#### Exercise description:
The listing must be reproduced in full, exactly as it stands.

Items from a data source
____________
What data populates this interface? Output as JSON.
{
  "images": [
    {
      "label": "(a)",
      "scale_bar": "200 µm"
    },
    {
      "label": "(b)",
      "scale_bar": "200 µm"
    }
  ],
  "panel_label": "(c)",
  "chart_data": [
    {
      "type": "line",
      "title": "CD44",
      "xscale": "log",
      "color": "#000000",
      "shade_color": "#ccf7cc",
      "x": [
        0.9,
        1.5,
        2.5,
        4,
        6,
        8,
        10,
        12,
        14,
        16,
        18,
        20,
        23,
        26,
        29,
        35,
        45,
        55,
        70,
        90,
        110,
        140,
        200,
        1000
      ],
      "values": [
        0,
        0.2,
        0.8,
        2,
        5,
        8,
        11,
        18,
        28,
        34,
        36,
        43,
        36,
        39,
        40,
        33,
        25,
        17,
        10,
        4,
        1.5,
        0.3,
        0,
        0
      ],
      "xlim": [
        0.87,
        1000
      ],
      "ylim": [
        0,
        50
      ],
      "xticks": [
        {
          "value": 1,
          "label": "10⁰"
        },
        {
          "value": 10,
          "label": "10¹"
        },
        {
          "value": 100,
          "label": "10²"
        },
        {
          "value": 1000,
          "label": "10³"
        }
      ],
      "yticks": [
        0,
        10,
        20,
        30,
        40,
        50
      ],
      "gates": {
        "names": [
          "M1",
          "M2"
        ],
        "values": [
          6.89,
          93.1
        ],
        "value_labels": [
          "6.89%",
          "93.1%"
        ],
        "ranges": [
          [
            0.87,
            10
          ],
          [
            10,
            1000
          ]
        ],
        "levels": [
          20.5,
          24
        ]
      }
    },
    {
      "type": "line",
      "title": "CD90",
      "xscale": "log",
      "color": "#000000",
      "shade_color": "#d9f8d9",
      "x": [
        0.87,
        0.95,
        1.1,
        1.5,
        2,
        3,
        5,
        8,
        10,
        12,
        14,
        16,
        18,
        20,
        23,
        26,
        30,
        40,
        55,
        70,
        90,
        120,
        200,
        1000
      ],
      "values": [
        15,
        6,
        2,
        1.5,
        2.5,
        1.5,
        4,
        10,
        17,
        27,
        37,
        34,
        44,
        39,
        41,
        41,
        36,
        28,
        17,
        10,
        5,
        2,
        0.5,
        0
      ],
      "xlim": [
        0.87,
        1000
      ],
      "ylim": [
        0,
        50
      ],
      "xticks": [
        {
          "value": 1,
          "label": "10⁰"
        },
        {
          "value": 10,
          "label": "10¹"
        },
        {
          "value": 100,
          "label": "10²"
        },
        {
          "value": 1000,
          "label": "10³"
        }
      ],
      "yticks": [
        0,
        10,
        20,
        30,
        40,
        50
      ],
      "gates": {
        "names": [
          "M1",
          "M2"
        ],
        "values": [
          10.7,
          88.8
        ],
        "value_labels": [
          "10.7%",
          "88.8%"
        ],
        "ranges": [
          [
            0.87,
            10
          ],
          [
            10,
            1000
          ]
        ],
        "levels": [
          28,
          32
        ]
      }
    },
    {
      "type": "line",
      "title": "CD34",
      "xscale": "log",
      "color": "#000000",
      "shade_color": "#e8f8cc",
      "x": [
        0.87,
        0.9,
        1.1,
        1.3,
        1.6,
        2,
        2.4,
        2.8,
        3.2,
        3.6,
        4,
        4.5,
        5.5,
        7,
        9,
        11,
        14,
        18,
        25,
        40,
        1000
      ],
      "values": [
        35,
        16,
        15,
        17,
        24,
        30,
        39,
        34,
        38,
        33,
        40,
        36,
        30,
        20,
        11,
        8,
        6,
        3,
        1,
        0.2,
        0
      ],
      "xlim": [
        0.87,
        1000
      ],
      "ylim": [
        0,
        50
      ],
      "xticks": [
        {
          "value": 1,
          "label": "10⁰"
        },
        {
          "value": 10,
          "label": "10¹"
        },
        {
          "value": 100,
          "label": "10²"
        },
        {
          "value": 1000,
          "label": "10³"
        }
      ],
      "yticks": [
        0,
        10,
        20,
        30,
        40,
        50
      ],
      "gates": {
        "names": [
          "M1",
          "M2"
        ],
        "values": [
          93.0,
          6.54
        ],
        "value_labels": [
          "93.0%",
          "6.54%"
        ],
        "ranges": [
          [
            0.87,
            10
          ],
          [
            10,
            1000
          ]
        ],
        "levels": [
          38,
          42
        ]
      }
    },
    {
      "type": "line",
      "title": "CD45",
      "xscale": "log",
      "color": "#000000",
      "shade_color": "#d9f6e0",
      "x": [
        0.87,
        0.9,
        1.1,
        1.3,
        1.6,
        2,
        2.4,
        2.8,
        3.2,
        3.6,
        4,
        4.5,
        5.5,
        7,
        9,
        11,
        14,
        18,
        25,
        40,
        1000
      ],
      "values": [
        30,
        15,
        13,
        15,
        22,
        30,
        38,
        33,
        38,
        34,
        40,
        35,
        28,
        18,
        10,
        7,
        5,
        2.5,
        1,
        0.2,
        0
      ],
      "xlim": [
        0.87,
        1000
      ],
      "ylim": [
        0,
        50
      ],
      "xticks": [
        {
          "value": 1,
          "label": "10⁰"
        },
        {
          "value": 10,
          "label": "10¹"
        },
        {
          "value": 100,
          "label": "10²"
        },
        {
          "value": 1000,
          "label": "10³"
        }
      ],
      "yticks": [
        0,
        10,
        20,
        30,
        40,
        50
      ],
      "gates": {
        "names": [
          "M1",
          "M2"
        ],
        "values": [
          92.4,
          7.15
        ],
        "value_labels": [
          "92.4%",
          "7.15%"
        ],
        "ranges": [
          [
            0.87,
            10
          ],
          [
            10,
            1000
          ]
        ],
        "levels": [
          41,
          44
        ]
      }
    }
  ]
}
____________
#### The response:
What data populates this interface? Output as JSON.
{
  "images": [
    {
      "label": "(a)",
      "scale_bar": "200 µm"
    },
    {
      "label": "(b)",
      "scale_bar": "200 µm"
    }
  ],
  "panel_label": "(c)",
  "chart_data": [
    {
      "type": "line",
      "title": "CD44",
      "xscale": "log",
      "color": "#000000",
      "shade_color": "#ccf7cc",
      "x": [
        0.9,
        1.5,
        2.5,
        4,
        6,
        8,
        10,
        12,
        14,
        16,
        18,
        20,
        23,
        26,
        29,
        35,
        45,
        55,
        70,
        90,
        110,
        140,
        200,
        1000
      ],
      "values": [
        0,
        0.2,
        0.8,
        2,
        5,
        8,
        11,
        18,
        28,
        34,
        36,
        43,
        36,
        39,
        40,
        33,
        25,
        17,
        10,
        4,
        1.5,
        0.3,
        0,
        0
      ],
      "xlim": [
        0.87,
        1000
      ],
      "ylim": [
        0,
        50
      ],
      "xticks": [
        {
          "value": 1,
          "label": "10⁰"
        },
        {
          "value": 10,
          "label": "10¹"
        },
        {
          "value": 100,
          "label": "10²"
        },
        {
          "value": 1000,
          "label": "10³"
        }
      ],
      "yticks": [
        0,
        10,
        20,
        30,
        40,
        50
      ],
      "gates": {
        "names": [
          "M1",
          "M2"
        ],
        "values": [
          6.89,
          93.1
        ],
        "value_labels": [
          "6.89%",
          "93.1%"
        ],
        "ranges": [
          [
            0.87,
            10
          ],
          [
            10,
            1000
          ]
        ],
        "levels": [
          20.5,
          24
        ]
      }
    },
    {
      "type": "line",
      "title": "CD90",
      "xscale": "log",
      "color": "#000000",
      "shade_color": "#d9f8d9",
      "x": [
        0.87,
        0.95,
        1.1,
        1.5,
        2,
        3,
        5,
        8,
        10,
        12,
        14,
        16,
        18,
        20,
        23,
        26,
        30,
        40,
        55,
        70,
        90,
        120,
        200,
        1000
      ],
      "values": [
        15,
        6,
        2,
        1.5,
        2.5,
        1.5,
        4,
        10,
        17,
        27,
        37,
        34,
        44,
        39,
        41,
        41,
        36,
        28,
        17,
        10,
        5,
        2,
        0.5,
        0
      ],
      "xlim": [
        0.87,
        1000
      ],
      "ylim": [
        0,
        50
      ],
      "xticks": [
        {
          "value": 1,
          "label": "10⁰"
        },
        {
          "value": 10,
          "label": "10¹"
        },
        {
          "value": 100,
          "label": "10²"
        },
        {
          "value": 1000,
          "label": "10³"
        }
      ],
      "yticks": [
        0,
        10,
        20,
        30,
        40,
        50
      ],
      "gates": {
        "names": [
          "M1",
          "M2"
        ],
        "values": [
          10.7,
          88.8
        ],
        "value_labels": [
          "10.7%",
          "88.8%"
        ],
        "ranges": [
          [
            0.87,
            10
          ],
          [
            10,
            1000
          ]
        ],
        "levels": [
          28,
          32
        ]
      }
    },
    {
      "type": "line",
      "title": "CD34",
      "xscale": "log",
      "color": "#000000",
      "shade_color": "#e8f8cc",
      "x": [
        0.87,
        0.9,
        1.1,
        1.3,
        1.6,
        2,
        2.4,
        2.8,
        3.2,
        3.6,
        4,
        4.5,
        5.5,
        7,
        9,
        11,
        14,
        18,
        25,
        40,
        1000
      ],
      "values": [
        35,
        16,
        15,
        17,
        24,
        30,
        39,
        34,
        38,
        33,
        40,
        36,
        30,
        20,
        11,
        8,
        6,
        3,
        1,
        0.2,
        0
      ],
      "xlim": [
        0.87,
        1000
      ],
      "ylim": [
        0,
        50
      ],
      "xticks": [
        {
          "value": 1,
          "label": "10⁰"
        },
        {
          "value": 10,
          "label": "10¹"
        },
        {
          "value": 100,
          "label": "10²"
        },
        {
          "value": 1000,
          "label": "10³"
        }
      ],
      "yticks": [
        0,
        10,
        20,
        30,
        40,
        50
      ],
      "gates": {
        "names": [
          "M1",
          "M2"
        ],
        "values": [
          93.0,
          6.54
        ],
        "value_labels": [
          "93.0%",
          "6.54%"
        ],
        "ranges": [
          [
            0.87,
            10
          ],
          [
            10,
            1000
          ]
        ],
        "levels": [
          38,
          42
        ]
      }
    },
    {
      "type": "line",
      "title": "CD45",
      "xscale": "log",
      "color": "#000000",
      "shade_color": "#d9f6e0",
      "x": [
        0.87,
        0.9,
        1.1,
        1.3,
        1.6,
        2,
        2.4,
        2.8,
        3.2,
        3.6,
        4,
        4.5,
        5.5,
        7,
        9,
        11,
        14,
        18,
        25,
        40,
        1000
      ],
      "values": [
        30,
        15,
        13,
        15,
        22,
        30,
        38,
        33,
        38,
        34,
        40,
        35,
        28,
        18,
        10,
        7,
        5,
        2.5,
        1,
        0.2,
        0
      ],
      "xlim": [
        0.87,
        1000
      ],
      "ylim": [
        0,
        50
      ],
      "xticks": [
        {
          "value": 1,
          "label": "10⁰"
        },
        {
          "value": 10,
          "label": "10¹"
        },
        {
          "value": 100,
          "label": "10²"
        },
        {
          "value": 1000,
          "label": "10³"
        }
      ],
      "yticks": [
        0,
        10,
        20,
        30,
        40,
        50
      ],
      "gates": {
        "names": [
          "M1",
          "M2"
        ],
        "values": [
          92.4,
          7.15
        ],
        "value_labels": [
          "92.4%",
          "7.15%"
        ],
        "ranges": [
          [
            0.87,
            10
          ],
          [
            10,
            1000
          ]
        ],
        "levels": [
          41,
          44
        ]
      }
    }
  ]
}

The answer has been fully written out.